Stored entries >>
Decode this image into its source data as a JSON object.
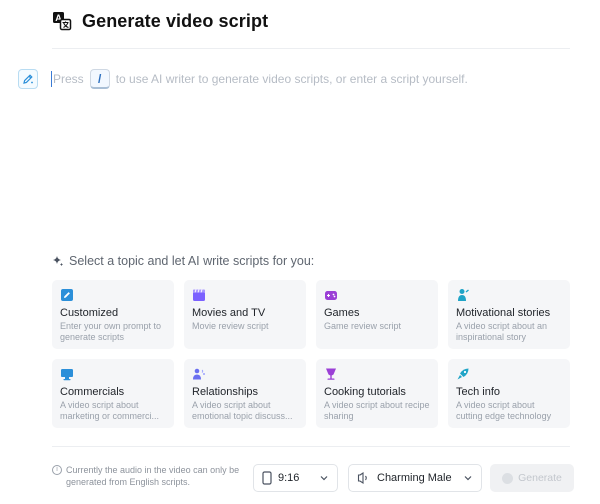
{
  "header": {
    "title": "Generate video script",
    "icon": "ai-translate-icon"
  },
  "editor": {
    "prompt_before": "Press",
    "slash_key": "/",
    "prompt_after": "to use AI writer to generate video scripts, or enter a script yourself."
  },
  "topics": {
    "heading": "Select a topic and let AI write scripts for you:",
    "cards": [
      {
        "name": "Customized",
        "desc": "Enter your own prompt to generate scripts",
        "icon": "edit-icon",
        "color": "#2b8fd9"
      },
      {
        "name": "Movies and TV",
        "desc": "Movie review script",
        "icon": "clapperboard-icon",
        "color": "#7b61ff"
      },
      {
        "name": "Games",
        "desc": "Game review script",
        "icon": "gamepad-icon",
        "color": "#9b3fd6"
      },
      {
        "name": "Motivational stories",
        "desc": "A video script about an inspirational story",
        "icon": "person-icon",
        "color": "#1fa4c7"
      },
      {
        "name": "Commercials",
        "desc": "A video script about marketing or commerci...",
        "icon": "monitor-icon",
        "color": "#2b8fd9"
      },
      {
        "name": "Relationships",
        "desc": "A video script about emotional topic discuss...",
        "icon": "people-icon",
        "color": "#6a6ff0"
      },
      {
        "name": "Cooking tutorials",
        "desc": "A video script about recipe sharing",
        "icon": "cup-icon",
        "color": "#9b3fd6"
      },
      {
        "name": "Tech info",
        "desc": "A video script about cutting edge technology",
        "icon": "rocket-icon",
        "color": "#1fa4c7"
      }
    ]
  },
  "footer": {
    "note": "Currently the audio in the video can only be generated from English scripts.",
    "ratio": "9:16",
    "voice": "Charming Male",
    "generate_label": "Generate"
  }
}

GIVEN PROBLEM >>
Search the lines for "scripts". Copy each line that has it.

COMPLETE RESPONSE >>
    "prompt_after": "to use AI writer to generate video scripts, or enter a script yourself."
    "heading": "Select a topic and let AI write scripts for you:",
        "desc": "Enter your own prompt to generate scripts",
    "note": "Currently the audio in the video can only be generated from English scripts.",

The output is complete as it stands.